Exercise material:

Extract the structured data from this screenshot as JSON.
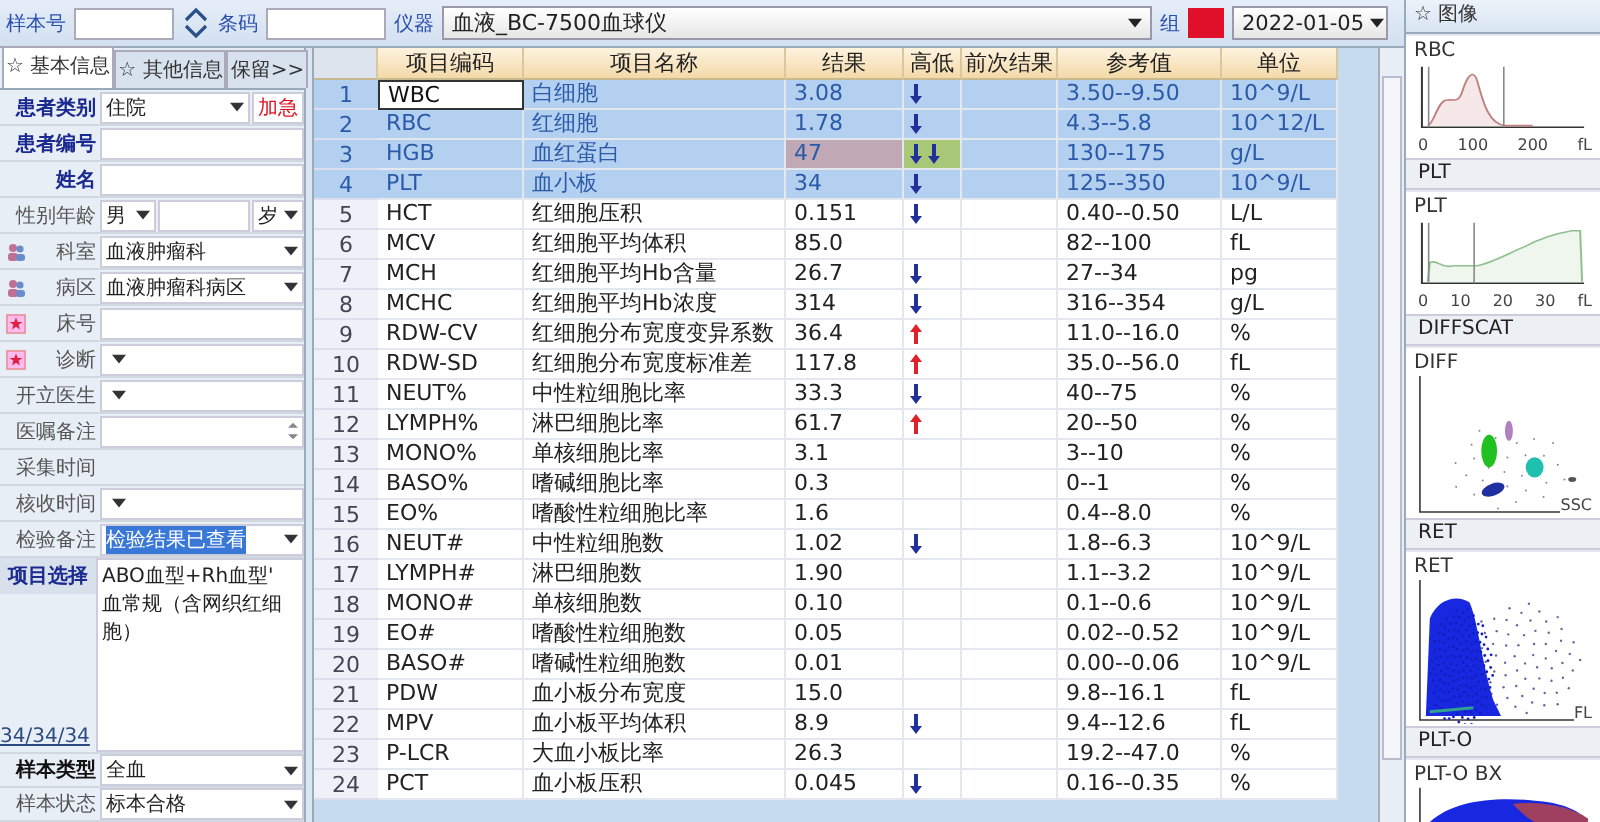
{
  "toolbar": {
    "sample_label": "样本号",
    "barcode_label": "条码",
    "instrument_label": "仪器",
    "instrument": "血液_BC-7500血球仪",
    "group_label": "组",
    "date": "2022-01-05"
  },
  "tabs": [
    {
      "label": "☆ 基本信息",
      "selected": true
    },
    {
      "label": "☆ 其他信息",
      "selected": false
    },
    {
      "label": "保留>>",
      "selected": false
    }
  ],
  "fields": [
    {
      "label": "患者类别",
      "kind": "category",
      "emphasis": true,
      "value": "住院",
      "extra": "加急"
    },
    {
      "label": "患者编号",
      "kind": "text",
      "emphasis": true
    },
    {
      "label": "姓名",
      "kind": "text",
      "emphasis": true
    },
    {
      "label": "性别年龄",
      "kind": "sex_age",
      "emphasis": false,
      "value": "男",
      "extra": "岁"
    },
    {
      "label": "科室",
      "kind": "select",
      "emphasis": false,
      "value": "血液肿瘤科"
    },
    {
      "label": "病区",
      "kind": "select",
      "emphasis": false,
      "value": "血液肿瘤科病区"
    },
    {
      "label": "床号",
      "kind": "text",
      "emphasis": false
    },
    {
      "label": "诊断",
      "kind": "select",
      "emphasis": false
    },
    {
      "label": "开立医生",
      "kind": "select",
      "emphasis": false
    },
    {
      "label": "医嘱备注",
      "kind": "spin",
      "emphasis": false
    },
    {
      "label": "采集时间",
      "kind": "blank",
      "emphasis": false
    },
    {
      "label": "核收时间",
      "kind": "select",
      "emphasis": false
    },
    {
      "label": "检验备注",
      "kind": "select",
      "emphasis": false,
      "value": "检验结果已查看",
      "highlighted": true
    }
  ],
  "project": {
    "label": "项目选择",
    "text": "ABO血型+Rh血型' 血常规（含网织红细胞）",
    "count": "34/34/34"
  },
  "bottom_fields": [
    {
      "label": "样本类型",
      "emphasis": true,
      "value": "全血"
    },
    {
      "label": "样本状态",
      "emphasis": false,
      "value": "标本合格"
    }
  ],
  "table": {
    "columns": [
      "项目编码",
      "项目名称",
      "结果",
      "高低",
      "前次结果",
      "参考值",
      "单位"
    ],
    "rows": [
      {
        "no": "1",
        "code": "WBC",
        "name": "白细胞",
        "result": "3.08",
        "low": true,
        "high": false,
        "range": "3.50--9.50",
        "unit": "10^9/L",
        "selected": true,
        "focused": true,
        "highlight": false
      },
      {
        "no": "2",
        "code": "RBC",
        "name": "红细胞",
        "result": "1.78",
        "low": true,
        "high": false,
        "range": "4.3--5.8",
        "unit": "10^12/L",
        "selected": true,
        "focused": false,
        "highlight": false
      },
      {
        "no": "3",
        "code": "HGB",
        "name": "血红蛋白",
        "result": "47",
        "low": true,
        "high": false,
        "range": "130--175",
        "unit": "g/L",
        "selected": true,
        "focused": false,
        "highlight": true
      },
      {
        "no": "4",
        "code": "PLT",
        "name": "血小板",
        "result": "34",
        "low": true,
        "high": false,
        "range": "125--350",
        "unit": "10^9/L",
        "selected": true,
        "focused": false,
        "highlight": false
      },
      {
        "no": "5",
        "code": "HCT",
        "name": "红细胞压积",
        "result": "0.151",
        "low": true,
        "high": false,
        "range": "0.40--0.50",
        "unit": "L/L",
        "selected": false,
        "focused": false,
        "highlight": false
      },
      {
        "no": "6",
        "code": "MCV",
        "name": "红细胞平均体积",
        "result": "85.0",
        "low": false,
        "high": false,
        "range": "82--100",
        "unit": "fL",
        "selected": false,
        "focused": false,
        "highlight": false
      },
      {
        "no": "7",
        "code": "MCH",
        "name": "红细胞平均Hb含量",
        "result": "26.7",
        "low": true,
        "high": false,
        "range": "27--34",
        "unit": "pg",
        "selected": false,
        "focused": false,
        "highlight": false
      },
      {
        "no": "8",
        "code": "MCHC",
        "name": "红细胞平均Hb浓度",
        "result": "314",
        "low": true,
        "high": false,
        "range": "316--354",
        "unit": "g/L",
        "selected": false,
        "focused": false,
        "highlight": false
      },
      {
        "no": "9",
        "code": "RDW-CV",
        "name": "红细胞分布宽度变异系数",
        "result": "36.4",
        "low": false,
        "high": true,
        "range": "11.0--16.0",
        "unit": "%",
        "selected": false,
        "focused": false,
        "highlight": false
      },
      {
        "no": "10",
        "code": "RDW-SD",
        "name": "红细胞分布宽度标准差",
        "result": "117.8",
        "low": false,
        "high": true,
        "range": "35.0--56.0",
        "unit": "fL",
        "selected": false,
        "focused": false,
        "highlight": false
      },
      {
        "no": "11",
        "code": "NEUT%",
        "name": "中性粒细胞比率",
        "result": "33.3",
        "low": true,
        "high": false,
        "range": "40--75",
        "unit": "%",
        "selected": false,
        "focused": false,
        "highlight": false
      },
      {
        "no": "12",
        "code": "LYMPH%",
        "name": "淋巴细胞比率",
        "result": "61.7",
        "low": false,
        "high": true,
        "range": "20--50",
        "unit": "%",
        "selected": false,
        "focused": false,
        "highlight": false
      },
      {
        "no": "13",
        "code": "MONO%",
        "name": "单核细胞比率",
        "result": "3.1",
        "low": false,
        "high": false,
        "range": "3--10",
        "unit": "%",
        "selected": false,
        "focused": false,
        "highlight": false
      },
      {
        "no": "14",
        "code": "BASO%",
        "name": "嗜碱细胞比率",
        "result": "0.3",
        "low": false,
        "high": false,
        "range": "0--1",
        "unit": "%",
        "selected": false,
        "focused": false,
        "highlight": false
      },
      {
        "no": "15",
        "code": "EO%",
        "name": "嗜酸性粒细胞比率",
        "result": "1.6",
        "low": false,
        "high": false,
        "range": "0.4--8.0",
        "unit": "%",
        "selected": false,
        "focused": false,
        "highlight": false
      },
      {
        "no": "16",
        "code": "NEUT#",
        "name": "中性粒细胞数",
        "result": "1.02",
        "low": true,
        "high": false,
        "range": "1.8--6.3",
        "unit": "10^9/L",
        "selected": false,
        "focused": false,
        "highlight": false
      },
      {
        "no": "17",
        "code": "LYMPH#",
        "name": "淋巴细胞数",
        "result": "1.90",
        "low": false,
        "high": false,
        "range": "1.1--3.2",
        "unit": "10^9/L",
        "selected": false,
        "focused": false,
        "highlight": false
      },
      {
        "no": "18",
        "code": "MONO#",
        "name": "单核细胞数",
        "result": "0.10",
        "low": false,
        "high": false,
        "range": "0.1--0.6",
        "unit": "10^9/L",
        "selected": false,
        "focused": false,
        "highlight": false
      },
      {
        "no": "19",
        "code": "EO#",
        "name": "嗜酸性粒细胞数",
        "result": "0.05",
        "low": false,
        "high": false,
        "range": "0.02--0.52",
        "unit": "10^9/L",
        "selected": false,
        "focused": false,
        "highlight": false
      },
      {
        "no": "20",
        "code": "BASO#",
        "name": "嗜碱性粒细胞数",
        "result": "0.01",
        "low": false,
        "high": false,
        "range": "0.00--0.06",
        "unit": "10^9/L",
        "selected": false,
        "focused": false,
        "highlight": false
      },
      {
        "no": "21",
        "code": "PDW",
        "name": "血小板分布宽度",
        "result": "15.0",
        "low": false,
        "high": false,
        "range": "9.8--16.1",
        "unit": "fL",
        "selected": false,
        "focused": false,
        "highlight": false
      },
      {
        "no": "22",
        "code": "MPV",
        "name": "血小板平均体积",
        "result": "8.9",
        "low": true,
        "high": false,
        "range": "9.4--12.6",
        "unit": "fL",
        "selected": false,
        "focused": false,
        "highlight": false
      },
      {
        "no": "23",
        "code": "P-LCR",
        "name": "大血小板比率",
        "result": "26.3",
        "low": false,
        "high": false,
        "range": "19.2--47.0",
        "unit": "%",
        "selected": false,
        "focused": false,
        "highlight": false
      },
      {
        "no": "24",
        "code": "PCT",
        "name": "血小板压积",
        "result": "0.045",
        "low": true,
        "high": false,
        "range": "0.16--0.35",
        "unit": "%",
        "selected": false,
        "focused": false,
        "highlight": false
      }
    ]
  },
  "image_panel": {
    "title": "☆ 图像",
    "plots": [
      {
        "kind": "histogram_rbc",
        "title": "RBC",
        "ticks": [
          "0",
          "100",
          "200",
          "fL"
        ]
      },
      {
        "header": "PLT",
        "kind": "histogram_plt",
        "title": "PLT",
        "ticks": [
          "0",
          "10",
          "20",
          "30",
          "fL"
        ]
      },
      {
        "header": "DIFFSCAT",
        "kind": "scatter_diff",
        "title": "DIFF",
        "x_label": "SSC"
      },
      {
        "header": "RET",
        "kind": "scatter_ret",
        "title": "RET",
        "x_label": "FL"
      },
      {
        "header": "PLT-O",
        "kind": "scatter_plto",
        "title": "PLT-O BX"
      }
    ]
  }
}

Directions for this task:
Keep only those lines of the records that hold "value", and return them.

Result of this task:
      "value": "住院",
      "value": "男",
      "value": "血液肿瘤科"
      "value": "血液肿瘤科病区"
      "value": "检验结果已查看",
      "value": "全血"
      "value": "标本合格"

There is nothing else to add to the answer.